- Given exercise -
Exactly reproduce each line of the listing that follows.

- Data for this task -
━━━━━━━━

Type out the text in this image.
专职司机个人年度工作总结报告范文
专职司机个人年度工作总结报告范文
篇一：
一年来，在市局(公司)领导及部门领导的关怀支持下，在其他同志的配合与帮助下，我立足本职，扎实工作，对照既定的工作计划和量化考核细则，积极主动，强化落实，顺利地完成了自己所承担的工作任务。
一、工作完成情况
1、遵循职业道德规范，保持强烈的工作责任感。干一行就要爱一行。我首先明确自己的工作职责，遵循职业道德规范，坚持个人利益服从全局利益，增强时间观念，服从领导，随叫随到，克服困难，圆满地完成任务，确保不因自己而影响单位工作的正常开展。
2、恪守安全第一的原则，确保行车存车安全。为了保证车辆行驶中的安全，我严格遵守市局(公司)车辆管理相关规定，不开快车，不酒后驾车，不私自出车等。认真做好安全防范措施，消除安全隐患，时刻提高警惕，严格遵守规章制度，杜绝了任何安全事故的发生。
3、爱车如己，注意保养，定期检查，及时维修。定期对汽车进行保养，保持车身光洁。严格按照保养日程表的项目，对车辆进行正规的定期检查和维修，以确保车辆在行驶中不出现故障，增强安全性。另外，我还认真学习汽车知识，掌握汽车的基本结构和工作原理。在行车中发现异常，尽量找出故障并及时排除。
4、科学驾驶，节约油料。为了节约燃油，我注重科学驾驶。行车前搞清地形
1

━━━━━━━━

- Result of this exercise -
Type out the text in this image.
专职司机个人年度工作总结报告范文
专职司机个人年度工作总结报告范文
篇一：
一年来，在市局(公司)领导及部门领导的关怀支持下，在其他同志的配合与帮助下，我立足本职，扎实工作，对照既定的工作计划和量化考核细则，积极主动，强化落实，顺利地完成了自己所承担的工作任务。
一、工作完成情况
1、遵循职业道德规范，保持强烈的工作责任感。干一行就要爱一行。我首先明确自己的工作职责，遵循职业道德规范，坚持个人利益服从全局利益，增强时间观念，服从领导，随叫随到，克服困难，圆满地完成任务，确保不因自己而影响单位工作的正常开展。
2、恪守安全第一的原则，确保行车存车安全。为了保证车辆行驶中的安全，我严格遵守市局(公司)车辆管理相关规定，不开快车，不酒后驾车，不私自出车等。认真做好安全防范措施，消除安全隐患，时刻提高警惕，严格遵守规章制度，杜绝了任何安全事故的发生。
3、爱车如己，注意保养，定期检查，及时维修。定期对汽车进行保养，保持车身光洁。严格按照保养日程表的项目，对车辆进行正规的定期检查和维修，以确保车辆在行驶中不出现故障，增强安全性。另外，我还认真学习汽车知识，掌握汽车的基本结构和工作原理。在行车中发现异常，尽量找出故障并及时排除。
4、科学驾驶，节约油料。为了节约燃油，我注重科学驾驶。行车前搞清地形
1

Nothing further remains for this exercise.